• [Work to do] Go through each line of the records below and count those with the word "PROIECTULUI"; give only the total.

• [Data entries]

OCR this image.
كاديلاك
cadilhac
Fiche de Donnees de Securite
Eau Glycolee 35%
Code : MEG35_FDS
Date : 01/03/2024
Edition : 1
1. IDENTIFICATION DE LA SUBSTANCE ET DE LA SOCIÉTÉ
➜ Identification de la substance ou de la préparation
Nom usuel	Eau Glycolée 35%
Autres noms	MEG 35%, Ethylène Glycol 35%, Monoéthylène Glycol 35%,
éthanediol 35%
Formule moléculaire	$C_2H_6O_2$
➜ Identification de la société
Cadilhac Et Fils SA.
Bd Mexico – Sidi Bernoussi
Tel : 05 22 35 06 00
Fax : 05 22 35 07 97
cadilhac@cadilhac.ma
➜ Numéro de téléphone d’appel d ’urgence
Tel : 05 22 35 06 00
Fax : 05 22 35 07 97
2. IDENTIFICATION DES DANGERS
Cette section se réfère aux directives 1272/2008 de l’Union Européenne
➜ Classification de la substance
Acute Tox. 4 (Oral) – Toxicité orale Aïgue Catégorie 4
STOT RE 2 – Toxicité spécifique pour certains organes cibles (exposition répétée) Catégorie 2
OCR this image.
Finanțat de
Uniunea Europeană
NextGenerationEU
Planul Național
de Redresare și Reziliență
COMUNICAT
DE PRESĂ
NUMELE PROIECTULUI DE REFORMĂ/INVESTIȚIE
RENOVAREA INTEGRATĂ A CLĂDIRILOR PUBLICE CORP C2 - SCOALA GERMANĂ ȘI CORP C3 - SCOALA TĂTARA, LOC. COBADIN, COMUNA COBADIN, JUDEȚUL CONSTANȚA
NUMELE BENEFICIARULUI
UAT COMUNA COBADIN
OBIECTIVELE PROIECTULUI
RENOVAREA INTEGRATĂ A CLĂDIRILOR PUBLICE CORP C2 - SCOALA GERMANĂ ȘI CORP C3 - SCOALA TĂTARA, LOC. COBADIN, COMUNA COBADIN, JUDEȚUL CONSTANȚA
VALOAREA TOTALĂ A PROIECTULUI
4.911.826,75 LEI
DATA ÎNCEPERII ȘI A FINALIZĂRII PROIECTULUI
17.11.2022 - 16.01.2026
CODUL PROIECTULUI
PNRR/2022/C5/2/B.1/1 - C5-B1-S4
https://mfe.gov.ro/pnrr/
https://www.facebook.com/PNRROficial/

• [Solved problem] 5